Exercise inputs:

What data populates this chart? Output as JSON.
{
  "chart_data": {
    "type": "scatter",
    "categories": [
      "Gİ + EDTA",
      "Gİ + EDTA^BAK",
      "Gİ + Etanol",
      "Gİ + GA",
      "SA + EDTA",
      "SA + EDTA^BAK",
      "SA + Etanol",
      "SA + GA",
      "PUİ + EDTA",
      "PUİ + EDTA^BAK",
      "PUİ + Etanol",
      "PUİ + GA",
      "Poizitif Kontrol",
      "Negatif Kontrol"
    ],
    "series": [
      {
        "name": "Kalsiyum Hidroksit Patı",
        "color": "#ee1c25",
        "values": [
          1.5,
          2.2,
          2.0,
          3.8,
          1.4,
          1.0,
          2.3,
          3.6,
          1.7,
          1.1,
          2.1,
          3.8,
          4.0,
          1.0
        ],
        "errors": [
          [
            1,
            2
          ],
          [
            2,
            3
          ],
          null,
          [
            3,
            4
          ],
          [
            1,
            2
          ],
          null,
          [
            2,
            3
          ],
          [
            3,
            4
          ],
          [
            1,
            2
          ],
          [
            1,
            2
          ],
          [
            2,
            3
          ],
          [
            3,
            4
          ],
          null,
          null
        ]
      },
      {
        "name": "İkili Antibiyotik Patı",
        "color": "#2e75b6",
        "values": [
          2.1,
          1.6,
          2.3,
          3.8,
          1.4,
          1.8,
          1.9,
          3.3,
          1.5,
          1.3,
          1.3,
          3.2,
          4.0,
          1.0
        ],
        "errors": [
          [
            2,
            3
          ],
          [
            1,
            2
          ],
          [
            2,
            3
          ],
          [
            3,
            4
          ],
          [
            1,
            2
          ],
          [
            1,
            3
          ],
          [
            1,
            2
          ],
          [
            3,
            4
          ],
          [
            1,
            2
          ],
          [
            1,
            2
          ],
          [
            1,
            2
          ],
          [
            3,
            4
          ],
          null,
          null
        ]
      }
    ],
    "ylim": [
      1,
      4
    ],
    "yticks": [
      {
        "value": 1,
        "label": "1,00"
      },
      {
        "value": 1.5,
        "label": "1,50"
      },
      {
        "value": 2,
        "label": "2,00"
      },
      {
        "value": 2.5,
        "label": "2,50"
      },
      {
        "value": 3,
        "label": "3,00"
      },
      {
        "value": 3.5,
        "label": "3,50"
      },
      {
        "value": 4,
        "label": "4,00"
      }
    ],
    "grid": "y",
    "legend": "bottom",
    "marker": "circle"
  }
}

Problem:
Identify and extract each line of the listing that contains "Patı".

Response to this exercise:
        "name": "Kalsiyum Hidroksit Patı",
        "name": "İkili Antibiyotik Patı",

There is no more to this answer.